** Work to do **
Every line below should be copied exactly; drop the pictures.

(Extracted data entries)
______

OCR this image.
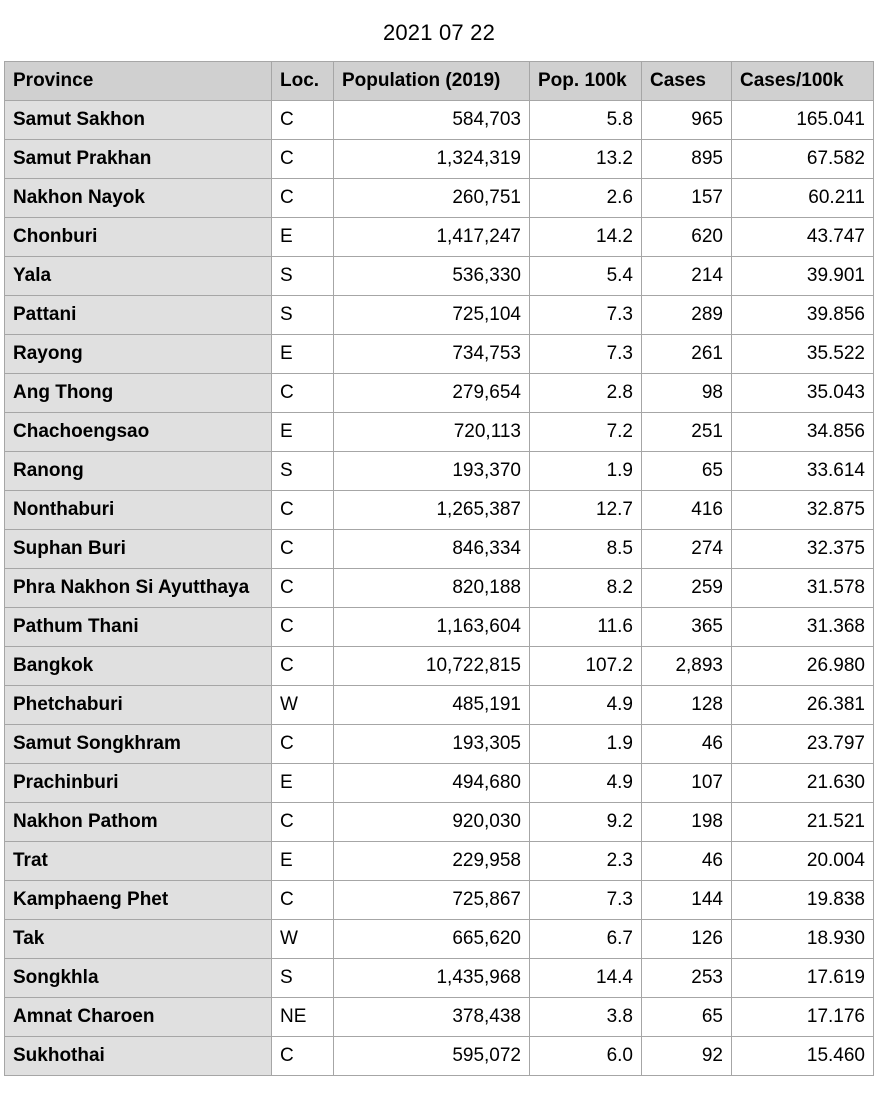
2021 07 22
Province	Loc.	Population (2019)	Pop. 100k	Cases	Cases/100k
Samut Sakhon	C	584,703	5.8	965	165.041
Samut Prakhan	C	1,324,319	13.2	895	67.582
Nakhon Nayok	C	260,751	2.6	157	60.211
Chonburi	E	1,417,247	14.2	620	43.747
Yala	S	536,330	5.4	214	39.901
Pattani	S	725,104	7.3	289	39.856
Rayong	E	734,753	7.3	261	35.522
Ang Thong	C	279,654	2.8	98	35.043
Chachoengsao	E	720,113	7.2	251	34.856
Ranong	S	193,370	1.9	65	33.614
Nonthaburi	C	1,265,387	12.7	416	32.875
Suphan Buri	C	846,334	8.5	274	32.375
Phra Nakhon Si Ayutthaya	C	820,188	8.2	259	31.578
Pathum Thani	C	1,163,604	11.6	365	31.368
Bangkok	C	10,722,815	107.2	2,893	26.980
Phetchaburi	W	485,191	4.9	128	26.381
Samut Songkhram	C	193,305	1.9	46	23.797
Prachinburi	E	494,680	4.9	107	21.630
Nakhon Pathom	C	920,030	9.2	198	21.521
Trat	E	229,958	2.3	46	20.004
Kamphaeng Phet	C	725,867	7.3	144	19.838
Tak	W	665,620	6.7	126	18.930
Songkhla	S	1,435,968	14.4	253	17.619
Amnat Charoen	NE	378,438	3.8	65	17.176
Sukhothai	C	595,072	6.0	92	15.460
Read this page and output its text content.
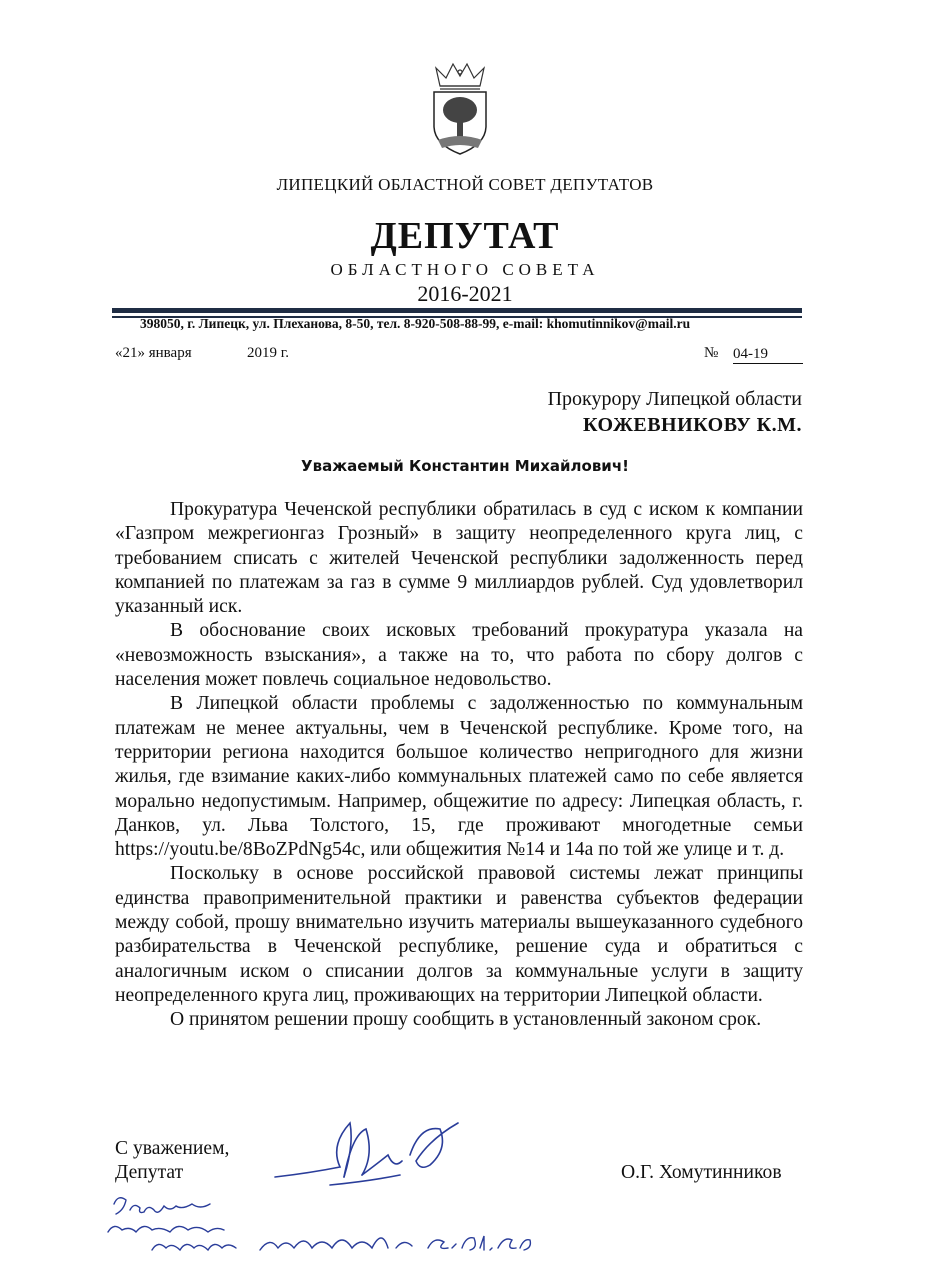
ЛИПЕЦКИЙ ОБЛАСТНОЙ СОВЕТ ДЕПУТАТОВ
ДЕПУТАТ
ОБЛАСТНОГО СОВЕТА
2016-2021
398050, г. Липецк, ул. Плеханова, 8-50, тел. 8-920-508-88-99, e-mail: khomutinnikov@mail.ru
«21» января	2019 г.	№ 04-19
Прокурору Липецкой области
КОЖЕВНИКОВУ К.М.
Уважаемый Константин Михайлович!

Прокуратура Чеченской республики обратилась в суд с иском к компании «Газпром межрегионгаз Грозный» в защиту неопределенного круга лиц, с требованием списать с жителей Чеченской республики задолженность перед компанией по платежам за газ в сумме 9 миллиардов рублей. Суд удовлетворил указанный иск.

В обоснование своих исковых требований прокуратура указала на «невозможность взыскания», а также на то, что работа по сбору долгов с населения может повлечь социальное недовольство.

В Липецкой области проблемы с задолженностью по коммунальным платежам не менее актуальны, чем в Чеченской республике. Кроме того, на территории региона находится большое количество непригодного для жизни жилья, где взимание каких-либо коммунальных платежей само по себе является морально недопустимым. Например, общежитие по адресу: Липецкая область, г. Данков, ул. Льва Толстого, 15, где проживают многодетные семьи https://youtu.be/8BoZPdNg54c, или общежития №14 и 14а по той же улице и т. д.

Поскольку в основе российской правовой системы лежат принципы единства правоприменительной практики и равенства субъектов федерации между собой, прошу внимательно изучить материалы вышеуказанного судебного разбирательства в Чеченской республике, решение суда и обратиться с аналогичным иском о списании долгов за коммунальные услуги в защиту неопределенного круга лиц, проживающих на территории Липецкой области.

О принятом решении прошу сообщить в установленный законом срок.

С уважением,
Депутат	О.Г. Хомутинников
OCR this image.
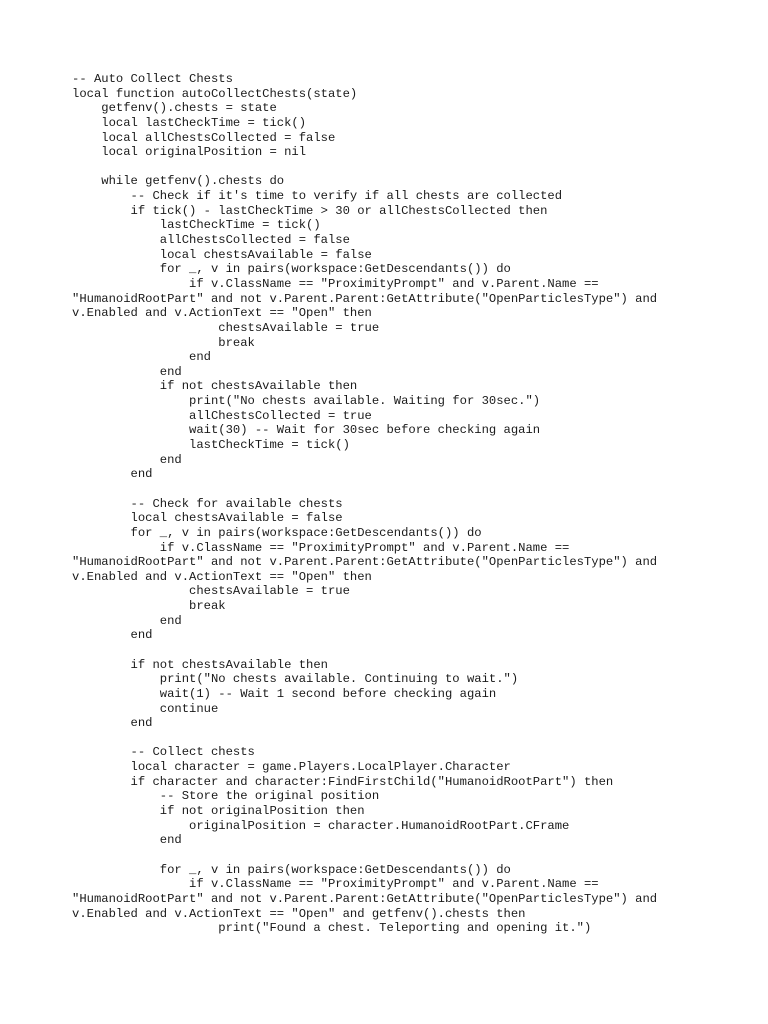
-- Auto Collect Chests
local function autoCollectChests(state)
getfenv().chests = state
local lastCheckTime = tick()
local allChestsCollected = false
local originalPosition = nil
while getfenv().chests do
-- Check if it's time to verify if all chests are collected
if tick() - lastCheckTime > 30 or allChestsCollected then
lastCheckTime = tick()
allChestsCollected = false
local chestsAvailable = false
for _, v in pairs(workspace:GetDescendants()) do
if v.ClassName == "ProximityPrompt" and v.Parent.Name ==
"HumanoidRootPart" and not v.Parent.Parent:GetAttribute("OpenParticlesType") and
v.Enabled and v.ActionText == "Open" then
chestsAvailable = true
break
end
end
if not chestsAvailable then
print("No chests available. Waiting for 30sec.")
allChestsCollected = true
wait(30) -- Wait for 30sec before checking again
lastCheckTime = tick()
end
end
-- Check for available chests
local chestsAvailable = false
for _, v in pairs(workspace:GetDescendants()) do
if v.ClassName == "ProximityPrompt" and v.Parent.Name ==
"HumanoidRootPart" and not v.Parent.Parent:GetAttribute("OpenParticlesType") and
v.Enabled and v.ActionText == "Open" then
chestsAvailable = true
break
end
end
if not chestsAvailable then
print("No chests available. Continuing to wait.")
wait(1) -- Wait 1 second before checking again
continue
end
-- Collect chests
local character = game.Players.LocalPlayer.Character
if character and character:FindFirstChild("HumanoidRootPart") then
-- Store the original position
if not originalPosition then
originalPosition = character.HumanoidRootPart.CFrame
end
for _, v in pairs(workspace:GetDescendants()) do
if v.ClassName == "ProximityPrompt" and v.Parent.Name ==
"HumanoidRootPart" and not v.Parent.Parent:GetAttribute("OpenParticlesType") and
v.Enabled and v.ActionText == "Open" and getfenv().chests then
print("Found a chest. Teleporting and opening it.")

______

** Response below **
OCR this image.
2021 07 22
Province	Loc.	Population (2019)	Pop. 100k	Cases	Cases/100k
Samut Sakhon	C	584,703	5.8	965	165.041
Samut Prakhan	C	1,324,319	13.2	895	67.582
Nakhon Nayok	C	260,751	2.6	157	60.211
Chonburi	E	1,417,247	14.2	620	43.747
Yala	S	536,330	5.4	214	39.901
Pattani	S	725,104	7.3	289	39.856
Rayong	E	734,753	7.3	261	35.522
Ang Thong	C	279,654	2.8	98	35.043
Chachoengsao	E	720,113	7.2	251	34.856
Ranong	S	193,370	1.9	65	33.614
Nonthaburi	C	1,265,387	12.7	416	32.875
Suphan Buri	C	846,334	8.5	274	32.375
Phra Nakhon Si Ayutthaya	C	820,188	8.2	259	31.578
Pathum Thani	C	1,163,604	11.6	365	31.368
Bangkok	C	10,722,815	107.2	2,893	26.980
Phetchaburi	W	485,191	4.9	128	26.381
Samut Songkhram	C	193,305	1.9	46	23.797
Prachinburi	E	494,680	4.9	107	21.630
Nakhon Pathom	C	920,030	9.2	198	21.521
Trat	E	229,958	2.3	46	20.004
Kamphaeng Phet	C	725,867	7.3	144	19.838
Tak	W	665,620	6.7	126	18.930
Songkhla	S	1,435,968	14.4	253	17.619
Amnat Charoen	NE	378,438	3.8	65	17.176
Sukhothai	C	595,072	6.0	92	15.460
Read this page and output its text content.
ЛИПЕЦКИЙ ОБЛАСТНОЙ СОВЕТ ДЕПУТАТОВ
ДЕПУТАТ
ОБЛАСТНОГО СОВЕТА
2016-2021
398050, г. Липецк, ул. Плеханова, 8-50, тел. 8-920-508-88-99, e-mail: khomutinnikov@mail.ru
«21» января	2019 г.	№ 04-19
Прокурору Липецкой области
КОЖЕВНИКОВУ К.М.
Уважаемый Константин Михайлович!

Прокуратура Чеченской республики обратилась в суд с иском к компании «Газпром межрегионгаз Грозный» в защиту неопределенного круга лиц, с требованием списать с жителей Чеченской республики задолженность перед компанией по платежам за газ в сумме 9 миллиардов рублей. Суд удовлетворил указанный иск.

В обоснование своих исковых требований прокуратура указала на «невозможность взыскания», а также на то, что работа по сбору долгов с населения может повлечь социальное недовольство.

В Липецкой области проблемы с задолженностью по коммунальным платежам не менее актуальны, чем в Чеченской республике. Кроме того, на территории региона находится большое количество непригодного для жизни жилья, где взимание каких-либо коммунальных платежей само по себе является морально недопустимым. Например, общежитие по адресу: Липецкая область, г. Данков, ул. Льва Толстого, 15, где проживают многодетные семьи https://youtu.be/8BoZPdNg54c, или общежития №14 и 14а по той же улице и т. д.

Поскольку в основе российской правовой системы лежат принципы единства правоприменительной практики и равенства субъектов федерации между собой, прошу внимательно изучить материалы вышеуказанного судебного разбирательства в Чеченской республике, решение суда и обратиться с аналогичным иском о списании долгов за коммунальные услуги в защиту неопределенного круга лиц, проживающих на территории Липецкой области.

О принятом решении прошу сообщить в установленный законом срок.

С уважением,
Депутат	О.Г. Хомутинников
OCR this image.
-- Auto Collect Chests
local function autoCollectChests(state)
getfenv().chests = state
local lastCheckTime = tick()
local allChestsCollected = false
local originalPosition = nil
while getfenv().chests do
-- Check if it's time to verify if all chests are collected
if tick() - lastCheckTime > 30 or allChestsCollected then
lastCheckTime = tick()
allChestsCollected = false
local chestsAvailable = false
for _, v in pairs(workspace:GetDescendants()) do
if v.ClassName == "ProximityPrompt" and v.Parent.Name ==
"HumanoidRootPart" and not v.Parent.Parent:GetAttribute("OpenParticlesType") and
v.Enabled and v.ActionText == "Open" then
chestsAvailable = true
break
end
end
if not chestsAvailable then
print("No chests available. Waiting for 30sec.")
allChestsCollected = true
wait(30) -- Wait for 30sec before checking again
lastCheckTime = tick()
end
end
-- Check for available chests
local chestsAvailable = false
for _, v in pairs(workspace:GetDescendants()) do
if v.ClassName == "ProximityPrompt" and v.Parent.Name ==
"HumanoidRootPart" and not v.Parent.Parent:GetAttribute("OpenParticlesType") and
v.Enabled and v.ActionText == "Open" then
chestsAvailable = true
break
end
end
if not chestsAvailable then
print("No chests available. Continuing to wait.")
wait(1) -- Wait 1 second before checking again
continue
end
-- Collect chests
local character = game.Players.LocalPlayer.Character
if character and character:FindFirstChild("HumanoidRootPart") then
-- Store the original position
if not originalPosition then
originalPosition = character.HumanoidRootPart.CFrame
end
for _, v in pairs(workspace:GetDescendants()) do
if v.ClassName == "ProximityPrompt" and v.Parent.Name ==
"HumanoidRootPart" and not v.Parent.Parent:GetAttribute("OpenParticlesType") and
v.Enabled and v.ActionText == "Open" and getfenv().chests then
print("Found a chest. Teleporting and opening it.")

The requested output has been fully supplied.